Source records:
## Start
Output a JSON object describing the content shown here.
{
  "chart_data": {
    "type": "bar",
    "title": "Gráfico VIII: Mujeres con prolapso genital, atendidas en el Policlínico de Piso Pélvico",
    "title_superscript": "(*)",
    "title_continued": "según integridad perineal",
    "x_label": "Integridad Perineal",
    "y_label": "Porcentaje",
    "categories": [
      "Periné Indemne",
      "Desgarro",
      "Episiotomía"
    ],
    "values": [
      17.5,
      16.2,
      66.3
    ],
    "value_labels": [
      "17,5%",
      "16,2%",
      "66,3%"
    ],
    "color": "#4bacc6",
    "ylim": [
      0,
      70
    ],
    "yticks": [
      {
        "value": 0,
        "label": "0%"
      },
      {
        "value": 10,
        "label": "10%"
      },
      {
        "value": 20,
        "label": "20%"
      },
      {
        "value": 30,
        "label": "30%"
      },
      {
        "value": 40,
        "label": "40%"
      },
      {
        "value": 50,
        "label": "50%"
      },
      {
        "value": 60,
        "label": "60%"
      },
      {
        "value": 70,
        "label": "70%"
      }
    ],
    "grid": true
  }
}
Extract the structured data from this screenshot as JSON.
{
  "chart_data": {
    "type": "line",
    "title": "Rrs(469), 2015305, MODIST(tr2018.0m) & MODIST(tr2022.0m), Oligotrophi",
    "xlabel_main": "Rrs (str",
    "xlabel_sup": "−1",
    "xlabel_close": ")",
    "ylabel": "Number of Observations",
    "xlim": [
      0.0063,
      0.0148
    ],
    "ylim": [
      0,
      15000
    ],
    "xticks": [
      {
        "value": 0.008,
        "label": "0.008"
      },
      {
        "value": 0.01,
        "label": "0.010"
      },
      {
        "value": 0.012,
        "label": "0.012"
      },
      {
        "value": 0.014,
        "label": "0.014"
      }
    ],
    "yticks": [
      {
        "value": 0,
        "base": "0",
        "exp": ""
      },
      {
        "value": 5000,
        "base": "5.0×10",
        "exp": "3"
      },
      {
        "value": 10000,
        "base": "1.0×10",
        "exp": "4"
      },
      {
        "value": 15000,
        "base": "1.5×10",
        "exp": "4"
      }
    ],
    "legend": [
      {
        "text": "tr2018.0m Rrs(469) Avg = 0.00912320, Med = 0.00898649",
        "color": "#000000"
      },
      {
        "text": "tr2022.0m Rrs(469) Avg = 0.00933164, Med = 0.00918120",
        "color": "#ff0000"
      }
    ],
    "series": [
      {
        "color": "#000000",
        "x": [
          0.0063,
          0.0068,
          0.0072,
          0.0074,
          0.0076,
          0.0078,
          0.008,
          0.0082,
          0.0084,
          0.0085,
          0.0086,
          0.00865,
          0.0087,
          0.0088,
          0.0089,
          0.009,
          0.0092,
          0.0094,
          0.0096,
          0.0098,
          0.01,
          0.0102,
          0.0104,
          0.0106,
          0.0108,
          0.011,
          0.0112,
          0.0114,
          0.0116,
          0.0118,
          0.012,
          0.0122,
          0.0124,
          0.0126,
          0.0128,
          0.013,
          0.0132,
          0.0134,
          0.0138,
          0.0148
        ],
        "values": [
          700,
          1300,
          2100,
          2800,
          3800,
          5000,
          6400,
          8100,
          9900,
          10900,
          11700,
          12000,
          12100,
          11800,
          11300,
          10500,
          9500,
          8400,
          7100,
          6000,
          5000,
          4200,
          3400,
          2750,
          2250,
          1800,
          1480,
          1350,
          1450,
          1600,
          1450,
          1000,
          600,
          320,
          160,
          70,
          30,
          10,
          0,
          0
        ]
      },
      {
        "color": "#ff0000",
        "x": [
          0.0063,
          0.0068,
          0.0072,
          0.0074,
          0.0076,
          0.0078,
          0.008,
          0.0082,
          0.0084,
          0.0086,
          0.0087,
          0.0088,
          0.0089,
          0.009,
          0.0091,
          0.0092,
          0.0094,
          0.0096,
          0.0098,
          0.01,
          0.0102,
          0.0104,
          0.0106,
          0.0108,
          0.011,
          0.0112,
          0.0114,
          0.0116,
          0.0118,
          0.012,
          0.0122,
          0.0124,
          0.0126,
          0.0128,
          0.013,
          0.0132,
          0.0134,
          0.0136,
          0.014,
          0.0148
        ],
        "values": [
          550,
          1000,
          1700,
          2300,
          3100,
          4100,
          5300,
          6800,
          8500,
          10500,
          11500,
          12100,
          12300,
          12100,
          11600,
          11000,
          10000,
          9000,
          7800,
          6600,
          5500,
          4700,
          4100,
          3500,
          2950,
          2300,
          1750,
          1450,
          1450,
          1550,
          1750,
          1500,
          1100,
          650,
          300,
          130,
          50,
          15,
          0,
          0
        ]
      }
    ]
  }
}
## End
## WHAT YOU WILL DO:
Gather each line of the listing that holds the string "JSON".

## EXERCISE RESULT:
Output a JSON object describing the content shown here.
Extract the structured data from this screenshot as JSON.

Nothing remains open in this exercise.